Data records:
----
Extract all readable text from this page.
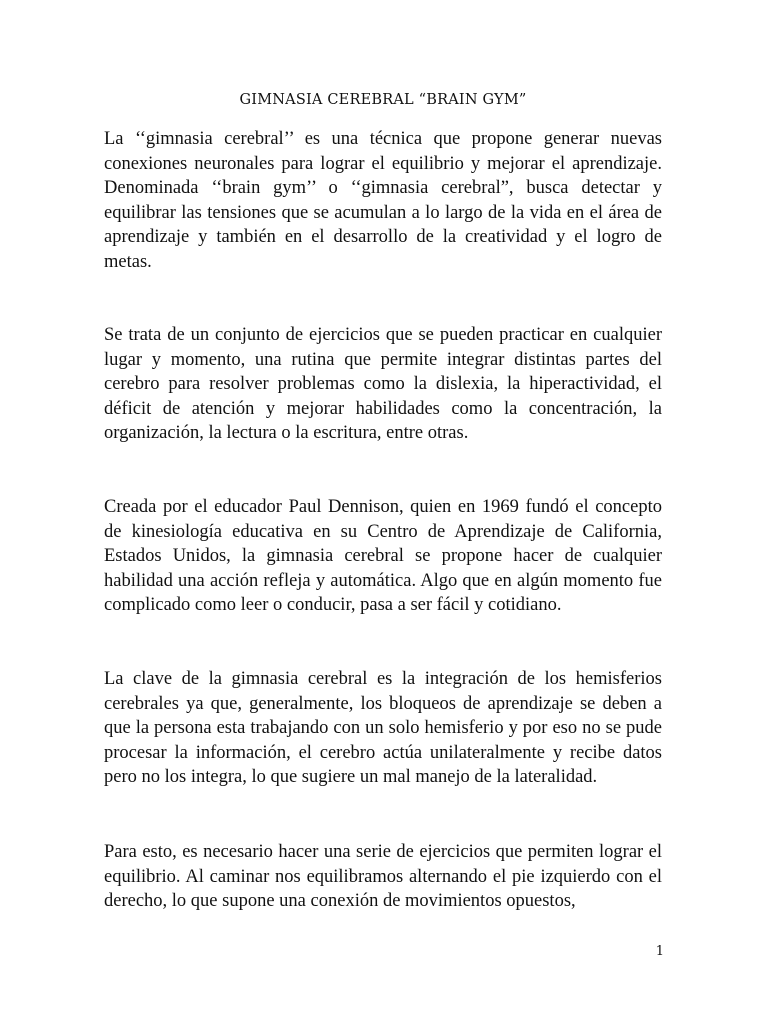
GIMNASIA CEREBRAL “BRAIN GYM”

La ‘‘gimnasia cerebral’’ es una técnica que propone generar nuevas conexiones neuronales para lograr el equilibrio y mejorar el aprendizaje. Denominada ‘‘brain gym’’ o ‘‘gimnasia cerebral”, busca detectar y equilibrar las tensiones que se acumulan a lo largo de la vida en el área de aprendizaje y también en el desarrollo de la creatividad y el logro de metas.

Se trata de un conjunto de ejercicios que se pueden practicar en cualquier lugar y momento, una rutina que permite integrar distintas partes del cerebro para resolver problemas como la dislexia, la hiperactividad, el déficit de atención y mejorar habilidades como la concentración, la organización, la lectura o la escritura, entre otras.

Creada por el educador Paul Dennison, quien en 1969 fundó el concepto de kinesiología educativa en su Centro de Aprendizaje de California, Estados Unidos, la gimnasia cerebral se propone hacer de cualquier habilidad una acción refleja y automática. Algo que en algún momento fue complicado como leer o conducir, pasa a ser fácil y cotidiano.

La clave de la gimnasia cerebral es la integración de los hemisferios cerebrales ya que, generalmente, los bloqueos de aprendizaje se deben a que la persona esta trabajando con un solo hemisferio y por eso no se pude procesar la información, el cerebro actúa unilateralmente y recibe datos pero no los integra, lo que sugiere un mal manejo de la lateralidad.

Para esto, es necesario hacer una serie de ejercicios que permiten lograr el equilibrio. Al caminar nos equilibramos alternando el pie izquierdo con el derecho, lo que supone una conexión de movimientos opuestos,

1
----
Stated problem: Reproduce the entries above exactly. Do not include the images.

Written response:
Extract all readable text from this page.
GIMNASIA CEREBRAL “BRAIN GYM”

La ‘‘gimnasia cerebral’’ es una técnica que propone generar nuevas conexiones neuronales para lograr el equilibrio y mejorar el aprendizaje. Denominada ‘‘brain gym’’ o ‘‘gimnasia cerebral”, busca detectar y equilibrar las tensiones que se acumulan a lo largo de la vida en el área de aprendizaje y también en el desarrollo de la creatividad y el logro de metas.

Se trata de un conjunto de ejercicios que se pueden practicar en cualquier lugar y momento, una rutina que permite integrar distintas partes del cerebro para resolver problemas como la dislexia, la hiperactividad, el déficit de atención y mejorar habilidades como la concentración, la organización, la lectura o la escritura, entre otras.

Creada por el educador Paul Dennison, quien en 1969 fundó el concepto de kinesiología educativa en su Centro de Aprendizaje de California, Estados Unidos, la gimnasia cerebral se propone hacer de cualquier habilidad una acción refleja y automática. Algo que en algún momento fue complicado como leer o conducir, pasa a ser fácil y cotidiano.

La clave de la gimnasia cerebral es la integración de los hemisferios cerebrales ya que, generalmente, los bloqueos de aprendizaje se deben a que la persona esta trabajando con un solo hemisferio y por eso no se pude procesar la información, el cerebro actúa unilateralmente y recibe datos pero no los integra, lo que sugiere un mal manejo de la lateralidad.

Para esto, es necesario hacer una serie de ejercicios que permiten lograr el equilibrio. Al caminar nos equilibramos alternando el pie izquierdo con el derecho, lo que supone una conexión de movimientos opuestos,

1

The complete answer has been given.